> _WHAT THIS TASK INVOLVES_: Transcribe each line of the material as it is, and drop any picture.

> _RAW RECORDS_:
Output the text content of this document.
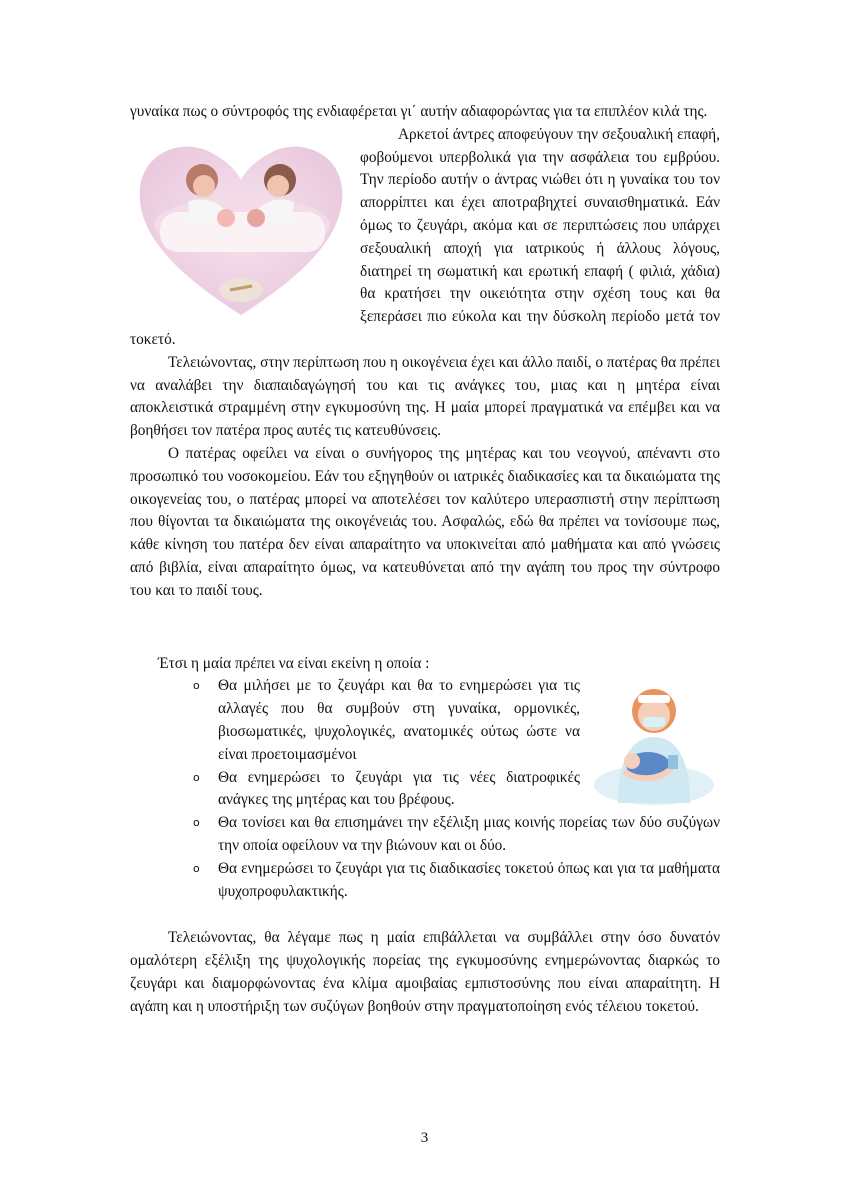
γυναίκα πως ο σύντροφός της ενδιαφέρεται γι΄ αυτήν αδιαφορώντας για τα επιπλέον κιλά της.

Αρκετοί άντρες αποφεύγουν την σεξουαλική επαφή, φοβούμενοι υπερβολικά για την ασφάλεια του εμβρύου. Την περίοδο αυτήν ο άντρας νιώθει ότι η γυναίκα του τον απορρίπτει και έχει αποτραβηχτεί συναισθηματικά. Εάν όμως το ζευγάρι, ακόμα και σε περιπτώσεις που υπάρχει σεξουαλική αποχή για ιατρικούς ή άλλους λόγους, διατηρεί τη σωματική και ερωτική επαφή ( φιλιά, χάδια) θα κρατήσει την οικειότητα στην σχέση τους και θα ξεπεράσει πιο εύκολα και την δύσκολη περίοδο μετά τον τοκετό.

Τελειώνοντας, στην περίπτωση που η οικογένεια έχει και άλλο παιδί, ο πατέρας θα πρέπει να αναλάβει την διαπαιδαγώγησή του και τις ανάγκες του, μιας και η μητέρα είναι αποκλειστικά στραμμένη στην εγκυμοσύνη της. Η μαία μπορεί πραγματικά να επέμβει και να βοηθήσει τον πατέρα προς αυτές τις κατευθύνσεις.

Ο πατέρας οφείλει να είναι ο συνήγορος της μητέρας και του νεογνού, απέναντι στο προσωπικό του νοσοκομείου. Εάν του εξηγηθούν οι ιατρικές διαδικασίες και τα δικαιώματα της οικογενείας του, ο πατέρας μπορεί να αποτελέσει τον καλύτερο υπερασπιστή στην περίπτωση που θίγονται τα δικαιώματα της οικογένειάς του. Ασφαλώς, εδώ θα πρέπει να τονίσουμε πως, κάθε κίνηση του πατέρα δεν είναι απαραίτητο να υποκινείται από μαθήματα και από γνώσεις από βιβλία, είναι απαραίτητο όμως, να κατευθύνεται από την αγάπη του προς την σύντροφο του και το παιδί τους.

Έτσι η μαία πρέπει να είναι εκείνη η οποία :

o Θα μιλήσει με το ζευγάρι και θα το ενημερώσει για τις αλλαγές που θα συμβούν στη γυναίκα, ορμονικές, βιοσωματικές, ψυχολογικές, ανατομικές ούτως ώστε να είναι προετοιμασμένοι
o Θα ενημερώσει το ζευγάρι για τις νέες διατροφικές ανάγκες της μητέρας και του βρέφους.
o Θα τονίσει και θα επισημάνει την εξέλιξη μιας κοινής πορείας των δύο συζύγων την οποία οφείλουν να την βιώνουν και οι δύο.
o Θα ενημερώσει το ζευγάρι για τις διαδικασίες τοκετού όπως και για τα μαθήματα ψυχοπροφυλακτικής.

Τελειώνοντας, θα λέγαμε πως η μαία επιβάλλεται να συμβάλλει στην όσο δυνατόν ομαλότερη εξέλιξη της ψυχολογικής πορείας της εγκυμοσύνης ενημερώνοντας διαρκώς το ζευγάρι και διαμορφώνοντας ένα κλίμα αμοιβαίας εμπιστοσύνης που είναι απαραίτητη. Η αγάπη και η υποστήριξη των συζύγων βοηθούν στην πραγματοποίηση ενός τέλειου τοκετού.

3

> _ANSWER TO THE PROBLEM_:
Output the text content of this document.
γυναίκα πως ο σύντροφός της ενδιαφέρεται γι΄ αυτήν αδιαφορώντας για τα επιπλέον κιλά της.

Αρκετοί άντρες αποφεύγουν την σεξουαλική επαφή, φοβούμενοι υπερβολικά για την ασφάλεια του εμβρύου. Την περίοδο αυτήν ο άντρας νιώθει ότι η γυναίκα του τον απορρίπτει και έχει αποτραβηχτεί συναισθηματικά. Εάν όμως το ζευγάρι, ακόμα και σε περιπτώσεις που υπάρχει σεξουαλική αποχή για ιατρικούς ή άλλους λόγους, διατηρεί τη σωματική και ερωτική επαφή ( φιλιά, χάδια) θα κρατήσει την οικειότητα στην σχέση τους και θα ξεπεράσει πιο εύκολα και την δύσκολη περίοδο μετά τον τοκετό.

Τελειώνοντας, στην περίπτωση που η οικογένεια έχει και άλλο παιδί, ο πατέρας θα πρέπει να αναλάβει την διαπαιδαγώγησή του και τις ανάγκες του, μιας και η μητέρα είναι αποκλειστικά στραμμένη στην εγκυμοσύνη της. Η μαία μπορεί πραγματικά να επέμβει και να βοηθήσει τον πατέρα προς αυτές τις κατευθύνσεις.

Ο πατέρας οφείλει να είναι ο συνήγορος της μητέρας και του νεογνού, απέναντι στο προσωπικό του νοσοκομείου. Εάν του εξηγηθούν οι ιατρικές διαδικασίες και τα δικαιώματα της οικογενείας του, ο πατέρας μπορεί να αποτελέσει τον καλύτερο υπερασπιστή στην περίπτωση που θίγονται τα δικαιώματα της οικογένειάς του. Ασφαλώς, εδώ θα πρέπει να τονίσουμε πως, κάθε κίνηση του πατέρα δεν είναι απαραίτητο να υποκινείται από μαθήματα και από γνώσεις από βιβλία, είναι απαραίτητο όμως, να κατευθύνεται από την αγάπη του προς την σύντροφο του και το παιδί τους.

Έτσι η μαία πρέπει να είναι εκείνη η οποία :

o Θα μιλήσει με το ζευγάρι και θα το ενημερώσει για τις αλλαγές που θα συμβούν στη γυναίκα, ορμονικές, βιοσωματικές, ψυχολογικές, ανατομικές ούτως ώστε να είναι προετοιμασμένοι
o Θα ενημερώσει το ζευγάρι για τις νέες διατροφικές ανάγκες της μητέρας και του βρέφους.
o Θα τονίσει και θα επισημάνει την εξέλιξη μιας κοινής πορείας των δύο συζύγων την οποία οφείλουν να την βιώνουν και οι δύο.
o Θα ενημερώσει το ζευγάρι για τις διαδικασίες τοκετού όπως και για τα μαθήματα ψυχοπροφυλακτικής.

Τελειώνοντας, θα λέγαμε πως η μαία επιβάλλεται να συμβάλλει στην όσο δυνατόν ομαλότερη εξέλιξη της ψυχολογικής πορείας της εγκυμοσύνης ενημερώνοντας διαρκώς το ζευγάρι και διαμορφώνοντας ένα κλίμα αμοιβαίας εμπιστοσύνης που είναι απαραίτητη. Η αγάπη και η υποστήριξη των συζύγων βοηθούν στην πραγματοποίηση ενός τέλειου τοκετού.

3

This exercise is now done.